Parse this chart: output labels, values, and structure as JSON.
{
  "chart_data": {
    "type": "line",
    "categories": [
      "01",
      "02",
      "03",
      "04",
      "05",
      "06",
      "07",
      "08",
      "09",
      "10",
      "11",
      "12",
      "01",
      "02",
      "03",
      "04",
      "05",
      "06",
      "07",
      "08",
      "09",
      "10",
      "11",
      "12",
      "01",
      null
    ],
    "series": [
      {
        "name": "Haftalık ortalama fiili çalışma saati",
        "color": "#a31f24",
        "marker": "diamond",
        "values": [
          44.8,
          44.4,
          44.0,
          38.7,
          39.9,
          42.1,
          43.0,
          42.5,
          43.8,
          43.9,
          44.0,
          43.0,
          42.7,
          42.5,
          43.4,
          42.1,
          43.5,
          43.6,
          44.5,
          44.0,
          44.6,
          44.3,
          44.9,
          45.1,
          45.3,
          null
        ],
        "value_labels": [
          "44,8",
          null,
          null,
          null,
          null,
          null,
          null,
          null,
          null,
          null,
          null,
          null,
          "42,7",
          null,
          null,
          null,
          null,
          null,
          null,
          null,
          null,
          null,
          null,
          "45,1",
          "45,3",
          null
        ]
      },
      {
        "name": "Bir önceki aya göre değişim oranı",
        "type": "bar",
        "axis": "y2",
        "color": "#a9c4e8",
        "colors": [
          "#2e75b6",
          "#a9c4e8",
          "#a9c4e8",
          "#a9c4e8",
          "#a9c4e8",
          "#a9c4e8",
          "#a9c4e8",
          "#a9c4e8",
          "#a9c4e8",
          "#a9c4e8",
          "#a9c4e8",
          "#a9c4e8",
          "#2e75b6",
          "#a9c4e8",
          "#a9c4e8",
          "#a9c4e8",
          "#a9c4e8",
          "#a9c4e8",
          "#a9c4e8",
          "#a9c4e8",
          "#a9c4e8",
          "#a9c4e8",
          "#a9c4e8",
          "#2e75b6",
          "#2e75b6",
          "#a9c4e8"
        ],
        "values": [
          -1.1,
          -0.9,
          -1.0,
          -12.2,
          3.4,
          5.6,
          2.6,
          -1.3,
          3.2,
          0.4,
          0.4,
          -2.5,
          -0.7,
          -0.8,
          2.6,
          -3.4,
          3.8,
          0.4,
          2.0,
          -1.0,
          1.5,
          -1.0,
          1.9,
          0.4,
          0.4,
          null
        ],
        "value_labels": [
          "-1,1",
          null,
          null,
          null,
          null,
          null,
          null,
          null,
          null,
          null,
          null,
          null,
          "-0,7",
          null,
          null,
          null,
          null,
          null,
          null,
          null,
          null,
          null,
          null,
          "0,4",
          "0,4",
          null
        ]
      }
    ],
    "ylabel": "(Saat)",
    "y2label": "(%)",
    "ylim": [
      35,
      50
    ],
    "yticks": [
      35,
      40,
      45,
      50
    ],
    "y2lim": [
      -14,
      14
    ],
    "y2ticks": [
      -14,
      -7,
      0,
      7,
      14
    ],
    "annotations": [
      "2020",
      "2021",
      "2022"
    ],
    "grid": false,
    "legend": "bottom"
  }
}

===

Repeat the material above in full, quoting it exactly.

* **EXPECTED ANSWER**:
Parse this chart: output labels, values, and structure as JSON.
{
  "chart_data": {
    "type": "line",
    "categories": [
      "01",
      "02",
      "03",
      "04",
      "05",
      "06",
      "07",
      "08",
      "09",
      "10",
      "11",
      "12",
      "01",
      "02",
      "03",
      "04",
      "05",
      "06",
      "07",
      "08",
      "09",
      "10",
      "11",
      "12",
      "01",
      null
    ],
    "series": [
      {
        "name": "Haftalık ortalama fiili çalışma saati",
        "color": "#a31f24",
        "marker": "diamond",
        "values": [
          44.8,
          44.4,
          44.0,
          38.7,
          39.9,
          42.1,
          43.0,
          42.5,
          43.8,
          43.9,
          44.0,
          43.0,
          42.7,
          42.5,
          43.4,
          42.1,
          43.5,
          43.6,
          44.5,
          44.0,
          44.6,
          44.3,
          44.9,
          45.1,
          45.3,
          null
        ],
        "value_labels": [
          "44,8",
          null,
          null,
          null,
          null,
          null,
          null,
          null,
          null,
          null,
          null,
          null,
          "42,7",
          null,
          null,
          null,
          null,
          null,
          null,
          null,
          null,
          null,
          null,
          "45,1",
          "45,3",
          null
        ]
      },
      {
        "name": "Bir önceki aya göre değişim oranı",
        "type": "bar",
        "axis": "y2",
        "color": "#a9c4e8",
        "colors": [
          "#2e75b6",
          "#a9c4e8",
          "#a9c4e8",
          "#a9c4e8",
          "#a9c4e8",
          "#a9c4e8",
          "#a9c4e8",
          "#a9c4e8",
          "#a9c4e8",
          "#a9c4e8",
          "#a9c4e8",
          "#a9c4e8",
          "#2e75b6",
          "#a9c4e8",
          "#a9c4e8",
          "#a9c4e8",
          "#a9c4e8",
          "#a9c4e8",
          "#a9c4e8",
          "#a9c4e8",
          "#a9c4e8",
          "#a9c4e8",
          "#a9c4e8",
          "#2e75b6",
          "#2e75b6",
          "#a9c4e8"
        ],
        "values": [
          -1.1,
          -0.9,
          -1.0,
          -12.2,
          3.4,
          5.6,
          2.6,
          -1.3,
          3.2,
          0.4,
          0.4,
          -2.5,
          -0.7,
          -0.8,
          2.6,
          -3.4,
          3.8,
          0.4,
          2.0,
          -1.0,
          1.5,
          -1.0,
          1.9,
          0.4,
          0.4,
          null
        ],
        "value_labels": [
          "-1,1",
          null,
          null,
          null,
          null,
          null,
          null,
          null,
          null,
          null,
          null,
          null,
          "-0,7",
          null,
          null,
          null,
          null,
          null,
          null,
          null,
          null,
          null,
          null,
          "0,4",
          "0,4",
          null
        ]
      }
    ],
    "ylabel": "(Saat)",
    "y2label": "(%)",
    "ylim": [
      35,
      50
    ],
    "yticks": [
      35,
      40,
      45,
      50
    ],
    "y2lim": [
      -14,
      14
    ],
    "y2ticks": [
      -14,
      -7,
      0,
      7,
      14
    ],
    "annotations": [
      "2020",
      "2021",
      "2022"
    ],
    "grid": false,
    "legend": "bottom"
  }
}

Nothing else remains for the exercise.